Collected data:
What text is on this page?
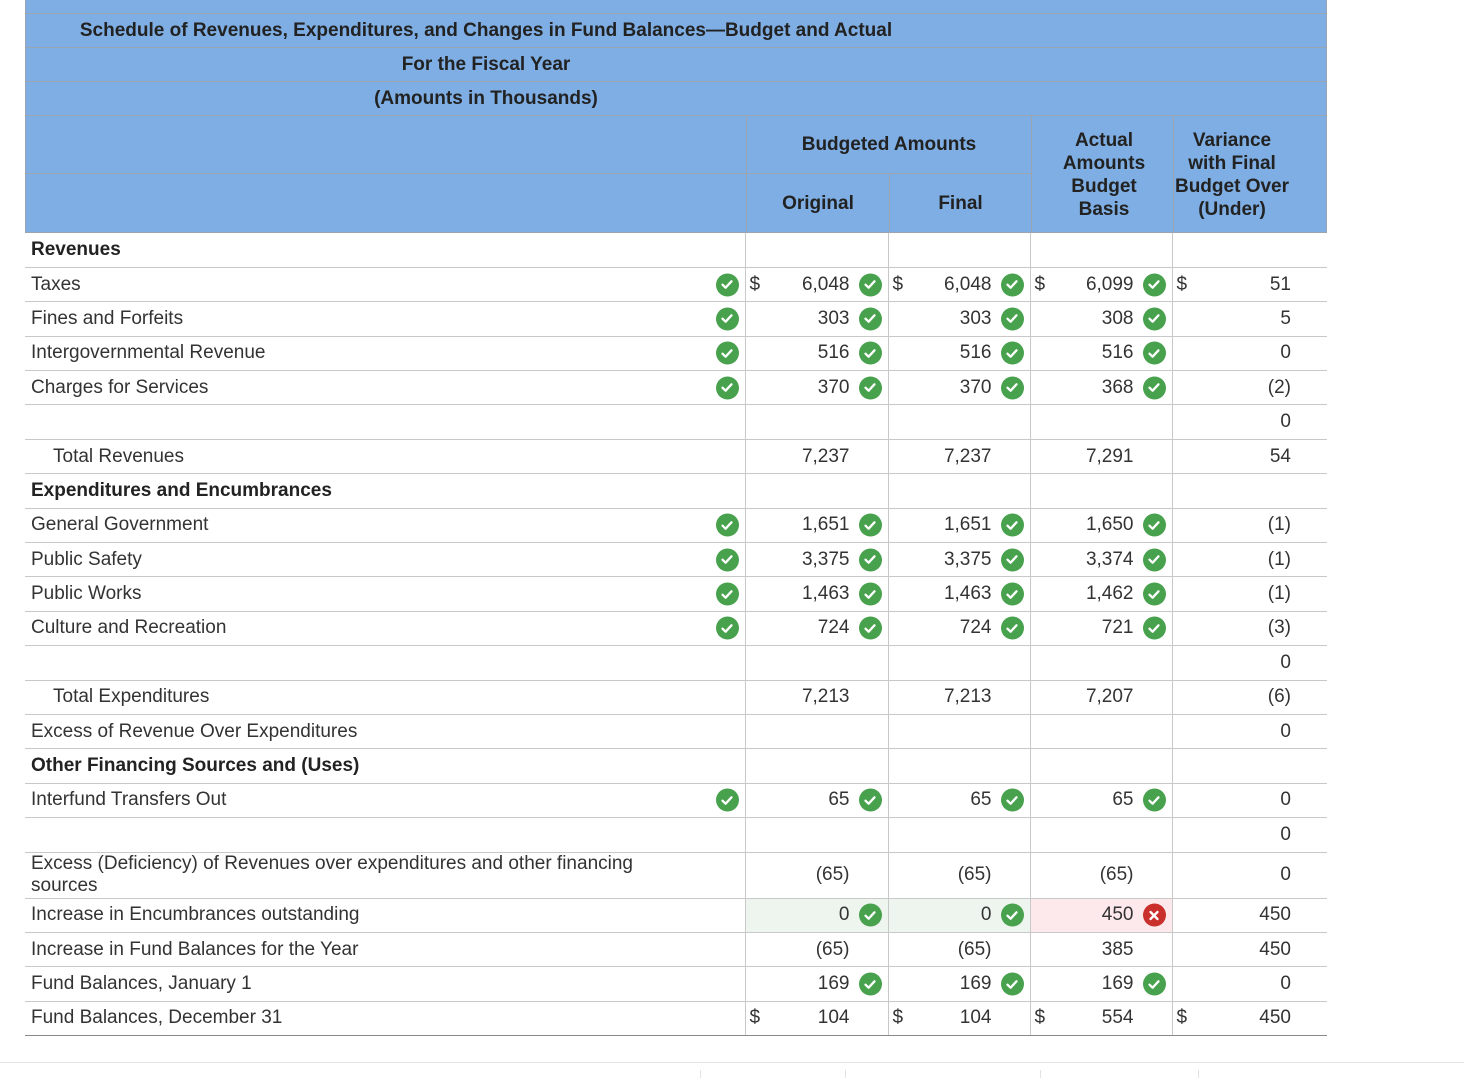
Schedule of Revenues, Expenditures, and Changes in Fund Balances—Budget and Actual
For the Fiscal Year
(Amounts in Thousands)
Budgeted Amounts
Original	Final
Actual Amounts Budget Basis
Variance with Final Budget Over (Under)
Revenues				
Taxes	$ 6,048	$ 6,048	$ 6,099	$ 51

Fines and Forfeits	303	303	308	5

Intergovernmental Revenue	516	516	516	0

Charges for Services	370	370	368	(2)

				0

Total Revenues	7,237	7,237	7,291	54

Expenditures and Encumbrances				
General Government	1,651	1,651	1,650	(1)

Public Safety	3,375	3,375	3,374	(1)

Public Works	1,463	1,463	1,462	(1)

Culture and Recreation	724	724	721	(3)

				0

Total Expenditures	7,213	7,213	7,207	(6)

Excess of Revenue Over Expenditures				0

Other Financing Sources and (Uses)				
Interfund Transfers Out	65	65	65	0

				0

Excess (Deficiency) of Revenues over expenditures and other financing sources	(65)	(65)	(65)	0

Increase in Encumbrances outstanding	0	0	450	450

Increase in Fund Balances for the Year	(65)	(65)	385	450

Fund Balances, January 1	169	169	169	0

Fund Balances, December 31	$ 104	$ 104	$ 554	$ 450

WRITTEN INSTRUCTION:
Every record must be copied exactly, with images dropped from the result.

RESULT OF THE TASK:
What text is on this page?
Schedule of Revenues, Expenditures, and Changes in Fund Balances—Budget and Actual
For the Fiscal Year
(Amounts in Thousands)
Budgeted Amounts
Original	Final
Actual Amounts Budget Basis
Variance with Final Budget Over (Under)
Revenues				
Taxes	$ 6,048	$ 6,048	$ 6,099	$ 51

Fines and Forfeits	303	303	308	5

Intergovernmental Revenue	516	516	516	0

Charges for Services	370	370	368	(2)

				0

Total Revenues	7,237	7,237	7,291	54

Expenditures and Encumbrances				
General Government	1,651	1,651	1,650	(1)

Public Safety	3,375	3,375	3,374	(1)

Public Works	1,463	1,463	1,462	(1)

Culture and Recreation	724	724	721	(3)

				0

Total Expenditures	7,213	7,213	7,207	(6)

Excess of Revenue Over Expenditures				0

Other Financing Sources and (Uses)				
Interfund Transfers Out	65	65	65	0

				0

Excess (Deficiency) of Revenues over expenditures and other financing sources	(65)	(65)	(65)	0

Increase in Encumbrances outstanding	0	0	450	450

Increase in Fund Balances for the Year	(65)	(65)	385	450

Fund Balances, January 1	169	169	169	0

Fund Balances, December 31	$ 104	$ 104	$ 554	$ 450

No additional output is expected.